▶ **SHORT EXERCISE**: Please give the entries again in full and exactly, without any picture.

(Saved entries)
⁂
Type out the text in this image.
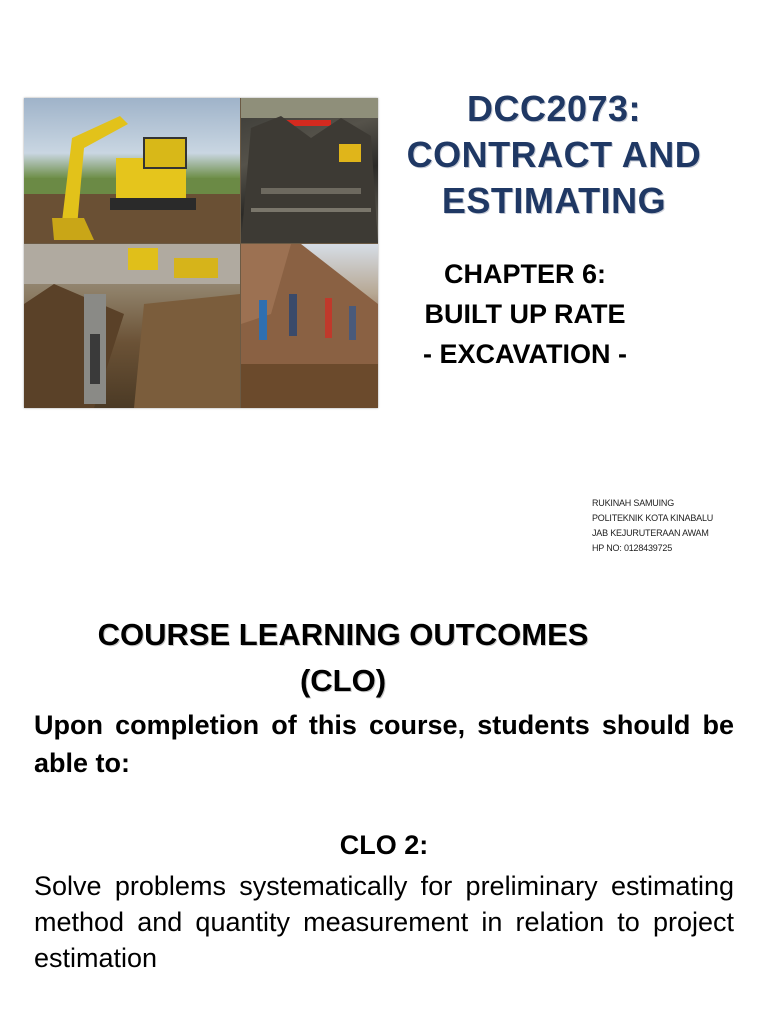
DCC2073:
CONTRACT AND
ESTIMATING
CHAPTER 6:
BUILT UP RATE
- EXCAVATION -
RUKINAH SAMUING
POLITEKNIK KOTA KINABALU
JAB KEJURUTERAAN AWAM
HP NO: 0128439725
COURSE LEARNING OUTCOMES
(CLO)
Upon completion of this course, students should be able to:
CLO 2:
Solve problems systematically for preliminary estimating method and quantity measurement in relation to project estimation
⁂
▶ **SOLUTION FOR THIS TASK**:
Type out the text in this image.
DCC2073:
CONTRACT AND
ESTIMATING
CHAPTER 6:
BUILT UP RATE
- EXCAVATION -
RUKINAH SAMUING
POLITEKNIK KOTA KINABALU
JAB KEJURUTERAAN AWAM
HP NO: 0128439725
COURSE LEARNING OUTCOMES
(CLO)
Upon completion of this course, students should be able to:
CLO 2:
Solve problems systematically for preliminary estimating method and quantity measurement in relation to project estimation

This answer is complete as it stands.